* [Material supplied]
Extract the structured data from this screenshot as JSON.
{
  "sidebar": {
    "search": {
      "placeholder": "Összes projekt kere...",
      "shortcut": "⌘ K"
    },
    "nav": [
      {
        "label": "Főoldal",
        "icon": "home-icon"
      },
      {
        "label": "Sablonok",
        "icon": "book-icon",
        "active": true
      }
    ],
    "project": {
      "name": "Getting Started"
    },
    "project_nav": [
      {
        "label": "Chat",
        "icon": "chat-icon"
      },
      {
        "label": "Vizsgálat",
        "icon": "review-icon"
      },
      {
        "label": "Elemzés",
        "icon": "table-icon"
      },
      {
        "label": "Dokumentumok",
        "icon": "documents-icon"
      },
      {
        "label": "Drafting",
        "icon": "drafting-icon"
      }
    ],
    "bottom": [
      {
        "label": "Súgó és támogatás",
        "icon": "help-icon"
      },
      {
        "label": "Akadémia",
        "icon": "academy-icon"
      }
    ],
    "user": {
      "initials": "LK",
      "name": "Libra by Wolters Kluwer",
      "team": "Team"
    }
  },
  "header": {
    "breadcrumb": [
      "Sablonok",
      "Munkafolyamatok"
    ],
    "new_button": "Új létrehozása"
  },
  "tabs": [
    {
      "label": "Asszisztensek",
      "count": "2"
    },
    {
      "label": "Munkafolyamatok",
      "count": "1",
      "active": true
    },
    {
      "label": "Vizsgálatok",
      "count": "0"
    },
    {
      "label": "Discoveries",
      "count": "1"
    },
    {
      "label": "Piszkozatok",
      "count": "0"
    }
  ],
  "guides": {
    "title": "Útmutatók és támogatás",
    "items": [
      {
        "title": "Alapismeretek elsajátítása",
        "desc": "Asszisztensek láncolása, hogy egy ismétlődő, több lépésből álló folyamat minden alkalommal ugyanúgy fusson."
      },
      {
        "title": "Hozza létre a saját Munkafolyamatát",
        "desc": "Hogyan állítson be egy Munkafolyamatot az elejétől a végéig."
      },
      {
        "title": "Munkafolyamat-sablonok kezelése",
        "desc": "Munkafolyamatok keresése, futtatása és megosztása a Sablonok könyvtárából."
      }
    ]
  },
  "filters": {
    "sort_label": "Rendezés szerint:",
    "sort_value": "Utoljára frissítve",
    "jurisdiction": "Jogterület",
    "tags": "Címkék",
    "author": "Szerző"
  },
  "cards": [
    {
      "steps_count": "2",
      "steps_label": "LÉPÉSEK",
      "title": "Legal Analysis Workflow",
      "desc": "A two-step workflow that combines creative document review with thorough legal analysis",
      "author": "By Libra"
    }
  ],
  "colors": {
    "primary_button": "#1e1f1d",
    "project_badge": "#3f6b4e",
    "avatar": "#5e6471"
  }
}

* [Aim]
Extract each record, keeping it identical to the original.

* [The result]
Extract the structured data from this screenshot as JSON.
{
  "sidebar": {
    "search": {
      "placeholder": "Összes projekt kere...",
      "shortcut": "⌘ K"
    },
    "nav": [
      {
        "label": "Főoldal",
        "icon": "home-icon"
      },
      {
        "label": "Sablonok",
        "icon": "book-icon",
        "active": true
      }
    ],
    "project": {
      "name": "Getting Started"
    },
    "project_nav": [
      {
        "label": "Chat",
        "icon": "chat-icon"
      },
      {
        "label": "Vizsgálat",
        "icon": "review-icon"
      },
      {
        "label": "Elemzés",
        "icon": "table-icon"
      },
      {
        "label": "Dokumentumok",
        "icon": "documents-icon"
      },
      {
        "label": "Drafting",
        "icon": "drafting-icon"
      }
    ],
    "bottom": [
      {
        "label": "Súgó és támogatás",
        "icon": "help-icon"
      },
      {
        "label": "Akadémia",
        "icon": "academy-icon"
      }
    ],
    "user": {
      "initials": "LK",
      "name": "Libra by Wolters Kluwer",
      "team": "Team"
    }
  },
  "header": {
    "breadcrumb": [
      "Sablonok",
      "Munkafolyamatok"
    ],
    "new_button": "Új létrehozása"
  },
  "tabs": [
    {
      "label": "Asszisztensek",
      "count": "2"
    },
    {
      "label": "Munkafolyamatok",
      "count": "1",
      "active": true
    },
    {
      "label": "Vizsgálatok",
      "count": "0"
    },
    {
      "label": "Discoveries",
      "count": "1"
    },
    {
      "label": "Piszkozatok",
      "count": "0"
    }
  ],
  "guides": {
    "title": "Útmutatók és támogatás",
    "items": [
      {
        "title": "Alapismeretek elsajátítása",
        "desc": "Asszisztensek láncolása, hogy egy ismétlődő, több lépésből álló folyamat minden alkalommal ugyanúgy fusson."
      },
      {
        "title": "Hozza létre a saját Munkafolyamatát",
        "desc": "Hogyan állítson be egy Munkafolyamatot az elejétől a végéig."
      },
      {
        "title": "Munkafolyamat-sablonok kezelése",
        "desc": "Munkafolyamatok keresése, futtatása és megosztása a Sablonok könyvtárából."
      }
    ]
  },
  "filters": {
    "sort_label": "Rendezés szerint:",
    "sort_value": "Utoljára frissítve",
    "jurisdiction": "Jogterület",
    "tags": "Címkék",
    "author": "Szerző"
  },
  "cards": [
    {
      "steps_count": "2",
      "steps_label": "LÉPÉSEK",
      "title": "Legal Analysis Workflow",
      "desc": "A two-step workflow that combines creative document review with thorough legal analysis",
      "author": "By Libra"
    }
  ],
  "colors": {
    "primary_button": "#1e1f1d",
    "project_badge": "#3f6b4e",
    "avatar": "#5e6471"
  }
}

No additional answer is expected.